Requirement - Leaving out the pictures, transcribe all of the records faithfully.

::::

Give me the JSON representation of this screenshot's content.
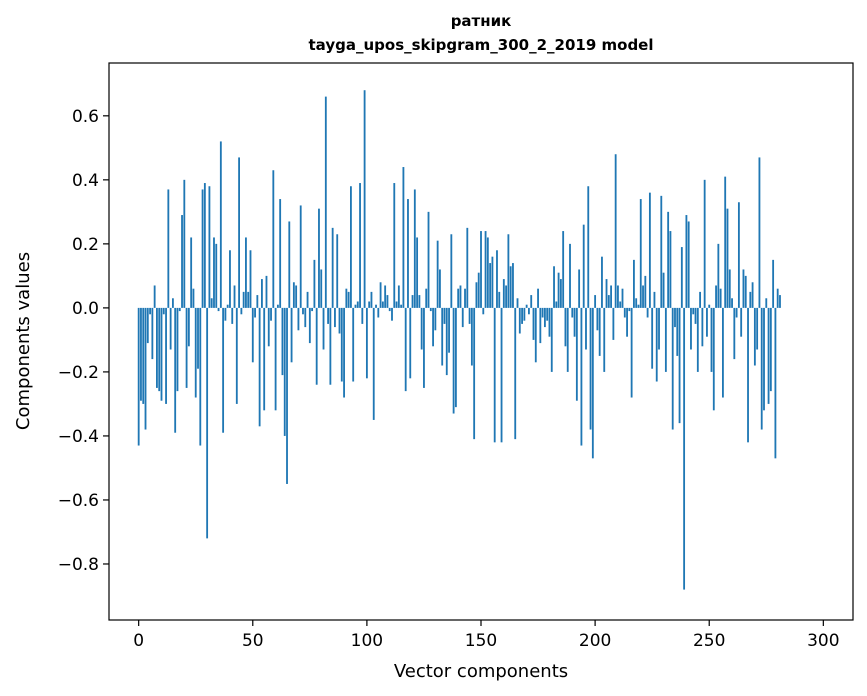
{
  "chart_data": {
    "type": "bar",
    "title": "ратник",
    "subtitle": "tayga_upos_skipgram_300_2_2019 model",
    "xlabel": "Vector components",
    "ylabel": "Components values",
    "xlim": [
      -13,
      313
    ],
    "ylim": [
      -0.975,
      0.765
    ],
    "xticks": [
      0,
      50,
      100,
      150,
      200,
      250,
      300
    ],
    "yticks": [
      -0.8,
      -0.6,
      -0.4,
      -0.2,
      0.0,
      0.2,
      0.4,
      0.6
    ],
    "ytick_labels": [
      "−0.8",
      "−0.6",
      "−0.4",
      "−0.2",
      "0.0",
      "0.2",
      "0.4",
      "0.6"
    ],
    "bar_color": "#1f77b4",
    "grid": false,
    "x_start": 0,
    "values": [
      -0.43,
      -0.29,
      -0.3,
      -0.38,
      -0.11,
      -0.02,
      -0.16,
      0.07,
      -0.25,
      -0.26,
      -0.29,
      -0.02,
      -0.3,
      0.37,
      -0.13,
      0.03,
      -0.39,
      -0.26,
      -0.01,
      0.29,
      0.4,
      -0.25,
      -0.12,
      0.22,
      0.06,
      -0.28,
      -0.19,
      -0.43,
      0.37,
      0.39,
      -0.72,
      0.38,
      0.03,
      0.22,
      0.2,
      -0.01,
      0.52,
      -0.39,
      -0.04,
      0.01,
      0.18,
      -0.05,
      0.07,
      -0.3,
      0.47,
      -0.02,
      0.05,
      0.22,
      0.05,
      0.18,
      -0.17,
      -0.03,
      0.04,
      -0.37,
      0.09,
      -0.32,
      0.1,
      -0.12,
      -0.04,
      0.43,
      -0.32,
      0.01,
      0.34,
      -0.21,
      -0.4,
      -0.55,
      0.27,
      -0.17,
      0.08,
      0.07,
      -0.07,
      0.32,
      -0.02,
      -0.06,
      0.05,
      -0.11,
      -0.01,
      0.15,
      -0.24,
      0.31,
      0.12,
      -0.13,
      0.66,
      -0.05,
      -0.24,
      0.25,
      -0.06,
      0.23,
      -0.08,
      -0.23,
      -0.28,
      0.06,
      0.05,
      0.38,
      -0.23,
      0.01,
      0.02,
      0.39,
      -0.05,
      0.68,
      -0.22,
      0.02,
      0.05,
      -0.35,
      0.01,
      -0.03,
      0.08,
      0.02,
      0.07,
      0.04,
      -0.01,
      -0.04,
      0.39,
      0.02,
      0.07,
      0.01,
      0.44,
      -0.26,
      0.34,
      -0.22,
      0.04,
      0.37,
      0.22,
      0.04,
      -0.13,
      -0.25,
      0.06,
      0.3,
      -0.01,
      -0.12,
      -0.07,
      0.21,
      0.12,
      -0.18,
      -0.05,
      -0.21,
      -0.14,
      0.23,
      -0.33,
      -0.31,
      0.06,
      0.07,
      -0.06,
      0.06,
      0.25,
      -0.05,
      -0.18,
      -0.41,
      0.08,
      0.11,
      0.24,
      -0.02,
      0.24,
      0.22,
      0.14,
      0.16,
      -0.42,
      0.18,
      0.05,
      -0.42,
      0.09,
      0.07,
      0.23,
      0.13,
      0.14,
      -0.41,
      0.03,
      -0.08,
      -0.05,
      -0.04,
      0.01,
      -0.02,
      0.04,
      -0.1,
      -0.17,
      0.06,
      -0.11,
      -0.03,
      -0.06,
      -0.04,
      -0.09,
      -0.2,
      0.13,
      0.02,
      0.11,
      0.09,
      0.24,
      -0.12,
      -0.2,
      0.2,
      -0.03,
      -0.09,
      -0.29,
      0.12,
      -0.43,
      0.26,
      -0.13,
      0.38,
      -0.38,
      -0.47,
      0.04,
      -0.07,
      -0.15,
      0.16,
      -0.2,
      0.09,
      0.04,
      0.07,
      -0.1,
      0.48,
      0.07,
      0.02,
      0.06,
      -0.03,
      -0.09,
      -0.01,
      -0.28,
      0.15,
      0.03,
      0.01,
      0.34,
      0.07,
      0.1,
      -0.03,
      0.36,
      -0.19,
      0.05,
      -0.23,
      -0.13,
      0.35,
      0.11,
      -0.2,
      0.3,
      0.24,
      -0.38,
      -0.06,
      -0.15,
      -0.36,
      0.19,
      -0.88,
      0.29,
      0.27,
      -0.13,
      -0.02,
      -0.05,
      -0.2,
      0.05,
      -0.12,
      0.4,
      -0.09,
      0.01,
      -0.2,
      -0.32,
      0.07,
      0.2,
      0.06,
      -0.28,
      0.41,
      0.31,
      0.12,
      0.03,
      -0.16,
      -0.03,
      0.33,
      -0.09,
      0.12,
      0.1,
      -0.42,
      0.05,
      0.08,
      -0.18,
      -0.13,
      0.47,
      -0.38,
      -0.32,
      0.03,
      -0.3,
      -0.26,
      0.15,
      -0.47,
      0.06,
      0.04
    ]
  }
}
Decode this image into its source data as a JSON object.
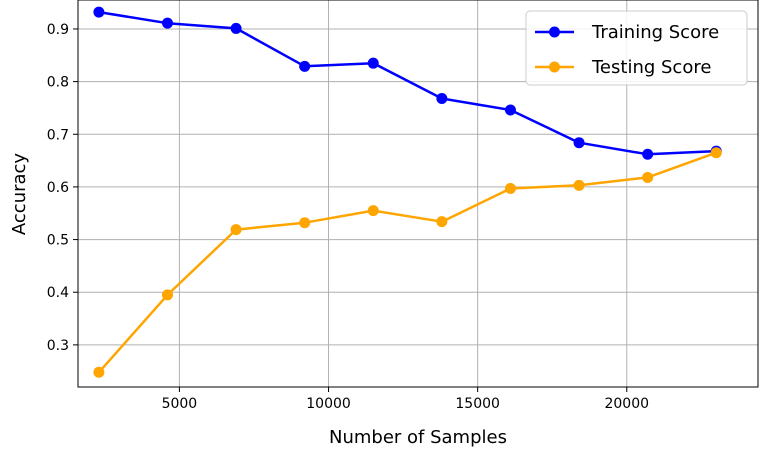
{
  "chart_data": {
    "type": "line",
    "xlabel": "Number of Samples",
    "ylabel": "Accuracy",
    "xlim": [
      1600,
      24400
    ],
    "ylim": [
      0.22,
      0.955
    ],
    "xticks": [
      5000,
      10000,
      15000,
      20000
    ],
    "yticks": [
      0.3,
      0.4,
      0.5,
      0.6,
      0.7,
      0.8,
      0.9
    ],
    "grid": true,
    "legend_position": "top-right",
    "x": [
      2300,
      4600,
      6900,
      9200,
      11500,
      13800,
      16100,
      18400,
      20700,
      23000
    ],
    "series": [
      {
        "name": "Training Score",
        "color": "#0000ff",
        "marker": "circle",
        "values": [
          0.932,
          0.911,
          0.901,
          0.829,
          0.835,
          0.768,
          0.746,
          0.684,
          0.662,
          0.668
        ]
      },
      {
        "name": "Testing Score",
        "color": "#ffa500",
        "marker": "circle",
        "values": [
          0.248,
          0.395,
          0.519,
          0.532,
          0.555,
          0.534,
          0.597,
          0.603,
          0.618,
          0.665
        ]
      }
    ]
  }
}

::::

Answer for this exercise -
Give me the JSON representation of this screenshot's content.
{
  "chart_data": {
    "type": "bar",
    "title": "ратник",
    "subtitle": "tayga_upos_skipgram_300_2_2019 model",
    "xlabel": "Vector components",
    "ylabel": "Components values",
    "xlim": [
      -13,
      313
    ],
    "ylim": [
      -0.975,
      0.765
    ],
    "xticks": [
      0,
      50,
      100,
      150,
      200,
      250,
      300
    ],
    "yticks": [
      -0.8,
      -0.6,
      -0.4,
      -0.2,
      0.0,
      0.2,
      0.4,
      0.6
    ],
    "ytick_labels": [
      "−0.8",
      "−0.6",
      "−0.4",
      "−0.2",
      "0.0",
      "0.2",
      "0.4",
      "0.6"
    ],
    "bar_color": "#1f77b4",
    "grid": false,
    "x_start": 0,
    "values": [
      -0.43,
      -0.29,
      -0.3,
      -0.38,
      -0.11,
      -0.02,
      -0.16,
      0.07,
      -0.25,
      -0.26,
      -0.29,
      -0.02,
      -0.3,
      0.37,
      -0.13,
      0.03,
      -0.39,
      -0.26,
      -0.01,
      0.29,
      0.4,
      -0.25,
      -0.12,
      0.22,
      0.06,
      -0.28,
      -0.19,
      -0.43,
      0.37,
      0.39,
      -0.72,
      0.38,
      0.03,
      0.22,
      0.2,
      -0.01,
      0.52,
      -0.39,
      -0.04,
      0.01,
      0.18,
      -0.05,
      0.07,
      -0.3,
      0.47,
      -0.02,
      0.05,
      0.22,
      0.05,
      0.18,
      -0.17,
      -0.03,
      0.04,
      -0.37,
      0.09,
      -0.32,
      0.1,
      -0.12,
      -0.04,
      0.43,
      -0.32,
      0.01,
      0.34,
      -0.21,
      -0.4,
      -0.55,
      0.27,
      -0.17,
      0.08,
      0.07,
      -0.07,
      0.32,
      -0.02,
      -0.06,
      0.05,
      -0.11,
      -0.01,
      0.15,
      -0.24,
      0.31,
      0.12,
      -0.13,
      0.66,
      -0.05,
      -0.24,
      0.25,
      -0.06,
      0.23,
      -0.08,
      -0.23,
      -0.28,
      0.06,
      0.05,
      0.38,
      -0.23,
      0.01,
      0.02,
      0.39,
      -0.05,
      0.68,
      -0.22,
      0.02,
      0.05,
      -0.35,
      0.01,
      -0.03,
      0.08,
      0.02,
      0.07,
      0.04,
      -0.01,
      -0.04,
      0.39,
      0.02,
      0.07,
      0.01,
      0.44,
      -0.26,
      0.34,
      -0.22,
      0.04,
      0.37,
      0.22,
      0.04,
      -0.13,
      -0.25,
      0.06,
      0.3,
      -0.01,
      -0.12,
      -0.07,
      0.21,
      0.12,
      -0.18,
      -0.05,
      -0.21,
      -0.14,
      0.23,
      -0.33,
      -0.31,
      0.06,
      0.07,
      -0.06,
      0.06,
      0.25,
      -0.05,
      -0.18,
      -0.41,
      0.08,
      0.11,
      0.24,
      -0.02,
      0.24,
      0.22,
      0.14,
      0.16,
      -0.42,
      0.18,
      0.05,
      -0.42,
      0.09,
      0.07,
      0.23,
      0.13,
      0.14,
      -0.41,
      0.03,
      -0.08,
      -0.05,
      -0.04,
      0.01,
      -0.02,
      0.04,
      -0.1,
      -0.17,
      0.06,
      -0.11,
      -0.03,
      -0.06,
      -0.04,
      -0.09,
      -0.2,
      0.13,
      0.02,
      0.11,
      0.09,
      0.24,
      -0.12,
      -0.2,
      0.2,
      -0.03,
      -0.09,
      -0.29,
      0.12,
      -0.43,
      0.26,
      -0.13,
      0.38,
      -0.38,
      -0.47,
      0.04,
      -0.07,
      -0.15,
      0.16,
      -0.2,
      0.09,
      0.04,
      0.07,
      -0.1,
      0.48,
      0.07,
      0.02,
      0.06,
      -0.03,
      -0.09,
      -0.01,
      -0.28,
      0.15,
      0.03,
      0.01,
      0.34,
      0.07,
      0.1,
      -0.03,
      0.36,
      -0.19,
      0.05,
      -0.23,
      -0.13,
      0.35,
      0.11,
      -0.2,
      0.3,
      0.24,
      -0.38,
      -0.06,
      -0.15,
      -0.36,
      0.19,
      -0.88,
      0.29,
      0.27,
      -0.13,
      -0.02,
      -0.05,
      -0.2,
      0.05,
      -0.12,
      0.4,
      -0.09,
      0.01,
      -0.2,
      -0.32,
      0.07,
      0.2,
      0.06,
      -0.28,
      0.41,
      0.31,
      0.12,
      0.03,
      -0.16,
      -0.03,
      0.33,
      -0.09,
      0.12,
      0.1,
      -0.42,
      0.05,
      0.08,
      -0.18,
      -0.13,
      0.47,
      -0.38,
      -0.32,
      0.03,
      -0.3,
      -0.26,
      0.15,
      -0.47,
      0.06,
      0.04
    ]
  }
}
Decode this image into its source data as a JSON object.
{
  "chart_data": {
    "type": "line",
    "xlabel": "Number of Samples",
    "ylabel": "Accuracy",
    "xlim": [
      1600,
      24400
    ],
    "ylim": [
      0.22,
      0.955
    ],
    "xticks": [
      5000,
      10000,
      15000,
      20000
    ],
    "yticks": [
      0.3,
      0.4,
      0.5,
      0.6,
      0.7,
      0.8,
      0.9
    ],
    "grid": true,
    "legend_position": "top-right",
    "x": [
      2300,
      4600,
      6900,
      9200,
      11500,
      13800,
      16100,
      18400,
      20700,
      23000
    ],
    "series": [
      {
        "name": "Training Score",
        "color": "#0000ff",
        "marker": "circle",
        "values": [
          0.932,
          0.911,
          0.901,
          0.829,
          0.835,
          0.768,
          0.746,
          0.684,
          0.662,
          0.668
        ]
      },
      {
        "name": "Testing Score",
        "color": "#ffa500",
        "marker": "circle",
        "values": [
          0.248,
          0.395,
          0.519,
          0.532,
          0.555,
          0.534,
          0.597,
          0.603,
          0.618,
          0.665
        ]
      }
    ]
  }
}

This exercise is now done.